Repeat all entries exactly.

[DATA IN THIS EXERCISE]
═══

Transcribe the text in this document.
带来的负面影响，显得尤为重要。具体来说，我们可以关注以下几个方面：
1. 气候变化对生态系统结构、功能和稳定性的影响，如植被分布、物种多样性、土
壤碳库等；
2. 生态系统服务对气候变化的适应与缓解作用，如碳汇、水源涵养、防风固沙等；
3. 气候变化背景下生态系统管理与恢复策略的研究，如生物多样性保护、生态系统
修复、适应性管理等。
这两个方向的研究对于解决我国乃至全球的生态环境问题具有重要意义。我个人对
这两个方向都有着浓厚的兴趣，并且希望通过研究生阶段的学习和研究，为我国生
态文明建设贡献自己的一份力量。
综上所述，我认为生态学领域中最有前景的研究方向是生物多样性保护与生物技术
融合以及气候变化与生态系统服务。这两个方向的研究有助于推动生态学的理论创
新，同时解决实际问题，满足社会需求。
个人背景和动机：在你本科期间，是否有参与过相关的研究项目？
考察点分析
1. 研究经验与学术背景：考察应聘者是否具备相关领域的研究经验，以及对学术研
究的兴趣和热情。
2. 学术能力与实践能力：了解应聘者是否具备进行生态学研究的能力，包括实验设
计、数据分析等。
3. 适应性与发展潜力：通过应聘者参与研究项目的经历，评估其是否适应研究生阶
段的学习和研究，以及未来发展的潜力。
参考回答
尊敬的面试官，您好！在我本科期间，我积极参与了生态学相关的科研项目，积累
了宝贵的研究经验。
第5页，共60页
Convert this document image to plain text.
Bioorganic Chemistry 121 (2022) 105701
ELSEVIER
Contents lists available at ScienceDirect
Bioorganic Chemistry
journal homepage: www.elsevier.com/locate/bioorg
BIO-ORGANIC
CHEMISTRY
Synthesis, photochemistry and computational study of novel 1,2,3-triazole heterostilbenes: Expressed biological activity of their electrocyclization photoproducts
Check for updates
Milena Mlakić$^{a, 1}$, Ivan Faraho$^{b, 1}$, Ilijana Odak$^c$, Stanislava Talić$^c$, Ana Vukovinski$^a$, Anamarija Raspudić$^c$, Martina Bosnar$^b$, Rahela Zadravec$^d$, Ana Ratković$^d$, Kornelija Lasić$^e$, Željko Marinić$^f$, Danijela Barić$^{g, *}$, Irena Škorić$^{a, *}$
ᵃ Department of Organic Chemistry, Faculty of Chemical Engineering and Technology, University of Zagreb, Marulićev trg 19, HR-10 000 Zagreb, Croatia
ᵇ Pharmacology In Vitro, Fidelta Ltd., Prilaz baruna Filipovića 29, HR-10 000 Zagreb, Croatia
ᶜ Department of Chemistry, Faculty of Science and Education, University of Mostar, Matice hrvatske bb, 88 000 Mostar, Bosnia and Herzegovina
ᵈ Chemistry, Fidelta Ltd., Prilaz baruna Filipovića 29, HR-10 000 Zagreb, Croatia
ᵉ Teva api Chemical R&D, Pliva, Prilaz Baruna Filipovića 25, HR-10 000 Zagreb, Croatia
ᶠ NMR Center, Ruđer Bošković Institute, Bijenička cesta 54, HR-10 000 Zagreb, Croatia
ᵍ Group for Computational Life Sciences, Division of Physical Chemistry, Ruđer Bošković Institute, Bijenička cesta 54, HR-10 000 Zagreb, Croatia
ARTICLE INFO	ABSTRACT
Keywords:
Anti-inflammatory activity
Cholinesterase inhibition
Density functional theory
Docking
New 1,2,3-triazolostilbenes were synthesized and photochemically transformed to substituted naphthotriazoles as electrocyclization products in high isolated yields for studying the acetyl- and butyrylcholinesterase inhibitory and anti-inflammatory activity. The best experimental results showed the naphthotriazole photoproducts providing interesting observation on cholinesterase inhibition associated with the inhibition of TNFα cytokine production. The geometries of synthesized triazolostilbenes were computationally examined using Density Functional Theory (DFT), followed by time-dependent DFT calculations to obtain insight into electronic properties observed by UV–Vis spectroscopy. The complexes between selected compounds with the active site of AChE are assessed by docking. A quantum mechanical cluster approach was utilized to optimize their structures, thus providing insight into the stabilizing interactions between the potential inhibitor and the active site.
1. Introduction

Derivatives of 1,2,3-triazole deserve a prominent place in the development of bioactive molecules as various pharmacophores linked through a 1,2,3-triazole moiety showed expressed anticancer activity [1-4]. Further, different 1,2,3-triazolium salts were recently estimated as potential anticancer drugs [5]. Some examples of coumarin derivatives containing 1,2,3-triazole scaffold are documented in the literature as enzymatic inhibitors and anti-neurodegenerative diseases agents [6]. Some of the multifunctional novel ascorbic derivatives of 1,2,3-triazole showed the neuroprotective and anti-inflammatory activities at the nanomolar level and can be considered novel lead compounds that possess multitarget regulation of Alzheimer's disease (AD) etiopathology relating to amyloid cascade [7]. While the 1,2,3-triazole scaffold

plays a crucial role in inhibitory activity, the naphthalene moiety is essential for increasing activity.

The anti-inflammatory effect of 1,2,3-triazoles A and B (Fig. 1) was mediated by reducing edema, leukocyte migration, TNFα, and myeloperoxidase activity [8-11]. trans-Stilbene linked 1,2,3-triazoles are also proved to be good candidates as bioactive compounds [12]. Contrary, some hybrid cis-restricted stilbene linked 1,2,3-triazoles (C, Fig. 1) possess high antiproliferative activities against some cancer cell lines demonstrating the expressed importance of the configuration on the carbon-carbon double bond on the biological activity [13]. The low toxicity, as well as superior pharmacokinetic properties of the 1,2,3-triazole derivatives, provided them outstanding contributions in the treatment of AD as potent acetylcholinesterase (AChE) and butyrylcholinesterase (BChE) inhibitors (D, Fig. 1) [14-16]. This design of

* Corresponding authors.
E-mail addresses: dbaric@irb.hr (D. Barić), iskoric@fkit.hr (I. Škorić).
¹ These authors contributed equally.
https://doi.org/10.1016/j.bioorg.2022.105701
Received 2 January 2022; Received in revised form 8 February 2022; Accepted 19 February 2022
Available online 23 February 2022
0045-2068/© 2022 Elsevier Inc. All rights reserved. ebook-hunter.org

═══

[TASK RESPONSE]
Transcribe the text in this document.
带来的负面影响，显得尤为重要。具体来说，我们可以关注以下几个方面：
1. 气候变化对生态系统结构、功能和稳定性的影响，如植被分布、物种多样性、土
壤碳库等；
2. 生态系统服务对气候变化的适应与缓解作用，如碳汇、水源涵养、防风固沙等；
3. 气候变化背景下生态系统管理与恢复策略的研究，如生物多样性保护、生态系统
修复、适应性管理等。
这两个方向的研究对于解决我国乃至全球的生态环境问题具有重要意义。我个人对
这两个方向都有着浓厚的兴趣，并且希望通过研究生阶段的学习和研究，为我国生
态文明建设贡献自己的一份力量。
综上所述，我认为生态学领域中最有前景的研究方向是生物多样性保护与生物技术
融合以及气候变化与生态系统服务。这两个方向的研究有助于推动生态学的理论创
新，同时解决实际问题，满足社会需求。
个人背景和动机：在你本科期间，是否有参与过相关的研究项目？
考察点分析
1. 研究经验与学术背景：考察应聘者是否具备相关领域的研究经验，以及对学术研
究的兴趣和热情。
2. 学术能力与实践能力：了解应聘者是否具备进行生态学研究的能力，包括实验设
计、数据分析等。
3. 适应性与发展潜力：通过应聘者参与研究项目的经历，评估其是否适应研究生阶
段的学习和研究，以及未来发展的潜力。
参考回答
尊敬的面试官，您好！在我本科期间，我积极参与了生态学相关的科研项目，积累
了宝贵的研究经验。
第5页，共60页
Convert this document image to plain text.
Bioorganic Chemistry 121 (2022) 105701
ELSEVIER
Contents lists available at ScienceDirect
Bioorganic Chemistry
journal homepage: www.elsevier.com/locate/bioorg
BIO-ORGANIC
CHEMISTRY
Synthesis, photochemistry and computational study of novel 1,2,3-triazole heterostilbenes: Expressed biological activity of their electrocyclization photoproducts
Check for updates
Milena Mlakić$^{a, 1}$, Ivan Faraho$^{b, 1}$, Ilijana Odak$^c$, Stanislava Talić$^c$, Ana Vukovinski$^a$, Anamarija Raspudić$^c$, Martina Bosnar$^b$, Rahela Zadravec$^d$, Ana Ratković$^d$, Kornelija Lasić$^e$, Željko Marinić$^f$, Danijela Barić$^{g, *}$, Irena Škorić$^{a, *}$
ᵃ Department of Organic Chemistry, Faculty of Chemical Engineering and Technology, University of Zagreb, Marulićev trg 19, HR-10 000 Zagreb, Croatia
ᵇ Pharmacology In Vitro, Fidelta Ltd., Prilaz baruna Filipovića 29, HR-10 000 Zagreb, Croatia
ᶜ Department of Chemistry, Faculty of Science and Education, University of Mostar, Matice hrvatske bb, 88 000 Mostar, Bosnia and Herzegovina
ᵈ Chemistry, Fidelta Ltd., Prilaz baruna Filipovića 29, HR-10 000 Zagreb, Croatia
ᵉ Teva api Chemical R&D, Pliva, Prilaz Baruna Filipovića 25, HR-10 000 Zagreb, Croatia
ᶠ NMR Center, Ruđer Bošković Institute, Bijenička cesta 54, HR-10 000 Zagreb, Croatia
ᵍ Group for Computational Life Sciences, Division of Physical Chemistry, Ruđer Bošković Institute, Bijenička cesta 54, HR-10 000 Zagreb, Croatia
ARTICLE INFO	ABSTRACT
Keywords:
Anti-inflammatory activity
Cholinesterase inhibition
Density functional theory
Docking
New 1,2,3-triazolostilbenes were synthesized and photochemically transformed to substituted naphthotriazoles as electrocyclization products in high isolated yields for studying the acetyl- and butyrylcholinesterase inhibitory and anti-inflammatory activity. The best experimental results showed the naphthotriazole photoproducts providing interesting observation on cholinesterase inhibition associated with the inhibition of TNFα cytokine production. The geometries of synthesized triazolostilbenes were computationally examined using Density Functional Theory (DFT), followed by time-dependent DFT calculations to obtain insight into electronic properties observed by UV–Vis spectroscopy. The complexes between selected compounds with the active site of AChE are assessed by docking. A quantum mechanical cluster approach was utilized to optimize their structures, thus providing insight into the stabilizing interactions between the potential inhibitor and the active site.
1. Introduction

Derivatives of 1,2,3-triazole deserve a prominent place in the development of bioactive molecules as various pharmacophores linked through a 1,2,3-triazole moiety showed expressed anticancer activity [1-4]. Further, different 1,2,3-triazolium salts were recently estimated as potential anticancer drugs [5]. Some examples of coumarin derivatives containing 1,2,3-triazole scaffold are documented in the literature as enzymatic inhibitors and anti-neurodegenerative diseases agents [6]. Some of the multifunctional novel ascorbic derivatives of 1,2,3-triazole showed the neuroprotective and anti-inflammatory activities at the nanomolar level and can be considered novel lead compounds that possess multitarget regulation of Alzheimer's disease (AD) etiopathology relating to amyloid cascade [7]. While the 1,2,3-triazole scaffold

plays a crucial role in inhibitory activity, the naphthalene moiety is essential for increasing activity.

The anti-inflammatory effect of 1,2,3-triazoles A and B (Fig. 1) was mediated by reducing edema, leukocyte migration, TNFα, and myeloperoxidase activity [8-11]. trans-Stilbene linked 1,2,3-triazoles are also proved to be good candidates as bioactive compounds [12]. Contrary, some hybrid cis-restricted stilbene linked 1,2,3-triazoles (C, Fig. 1) possess high antiproliferative activities against some cancer cell lines demonstrating the expressed importance of the configuration on the carbon-carbon double bond on the biological activity [13]. The low toxicity, as well as superior pharmacokinetic properties of the 1,2,3-triazole derivatives, provided them outstanding contributions in the treatment of AD as potent acetylcholinesterase (AChE) and butyrylcholinesterase (BChE) inhibitors (D, Fig. 1) [14-16]. This design of

* Corresponding authors.
E-mail addresses: dbaric@irb.hr (D. Barić), iskoric@fkit.hr (I. Škorić).
¹ These authors contributed equally.
https://doi.org/10.1016/j.bioorg.2022.105701
Received 2 January 2022; Received in revised form 8 February 2022; Accepted 19 February 2022
Available online 23 February 2022
0045-2068/© 2022 Elsevier Inc. All rights reserved. ebook-hunter.org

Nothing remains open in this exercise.